→ WRITTEN EXERCISE
It is required that all of the data be written out exactly.

→ RECORDS
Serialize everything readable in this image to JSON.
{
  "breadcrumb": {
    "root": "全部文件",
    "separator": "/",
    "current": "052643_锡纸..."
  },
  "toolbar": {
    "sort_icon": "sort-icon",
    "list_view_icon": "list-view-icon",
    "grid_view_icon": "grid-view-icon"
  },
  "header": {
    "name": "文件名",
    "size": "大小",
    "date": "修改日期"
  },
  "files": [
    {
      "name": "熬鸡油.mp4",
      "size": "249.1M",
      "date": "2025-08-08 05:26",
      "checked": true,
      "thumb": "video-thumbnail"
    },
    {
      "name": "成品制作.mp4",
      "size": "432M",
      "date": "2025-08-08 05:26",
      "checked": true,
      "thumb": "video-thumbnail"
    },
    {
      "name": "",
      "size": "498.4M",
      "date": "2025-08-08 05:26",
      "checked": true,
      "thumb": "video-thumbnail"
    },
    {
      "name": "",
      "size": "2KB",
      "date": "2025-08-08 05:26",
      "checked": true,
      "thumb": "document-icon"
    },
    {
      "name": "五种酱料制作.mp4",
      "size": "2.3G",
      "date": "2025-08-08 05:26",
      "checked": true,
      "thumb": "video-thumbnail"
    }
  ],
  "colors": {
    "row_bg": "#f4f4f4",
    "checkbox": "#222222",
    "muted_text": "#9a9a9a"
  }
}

→ ANSWER TO THIS PROBLEM
Serialize everything readable in this image to JSON.
{
  "breadcrumb": {
    "root": "全部文件",
    "separator": "/",
    "current": "052643_锡纸..."
  },
  "toolbar": {
    "sort_icon": "sort-icon",
    "list_view_icon": "list-view-icon",
    "grid_view_icon": "grid-view-icon"
  },
  "header": {
    "name": "文件名",
    "size": "大小",
    "date": "修改日期"
  },
  "files": [
    {
      "name": "熬鸡油.mp4",
      "size": "249.1M",
      "date": "2025-08-08 05:26",
      "checked": true,
      "thumb": "video-thumbnail"
    },
    {
      "name": "成品制作.mp4",
      "size": "432M",
      "date": "2025-08-08 05:26",
      "checked": true,
      "thumb": "video-thumbnail"
    },
    {
      "name": "",
      "size": "498.4M",
      "date": "2025-08-08 05:26",
      "checked": true,
      "thumb": "video-thumbnail"
    },
    {
      "name": "",
      "size": "2KB",
      "date": "2025-08-08 05:26",
      "checked": true,
      "thumb": "document-icon"
    },
    {
      "name": "五种酱料制作.mp4",
      "size": "2.3G",
      "date": "2025-08-08 05:26",
      "checked": true,
      "thumb": "video-thumbnail"
    }
  ],
  "colors": {
    "row_bg": "#f4f4f4",
    "checkbox": "#222222",
    "muted_text": "#9a9a9a"
  }
}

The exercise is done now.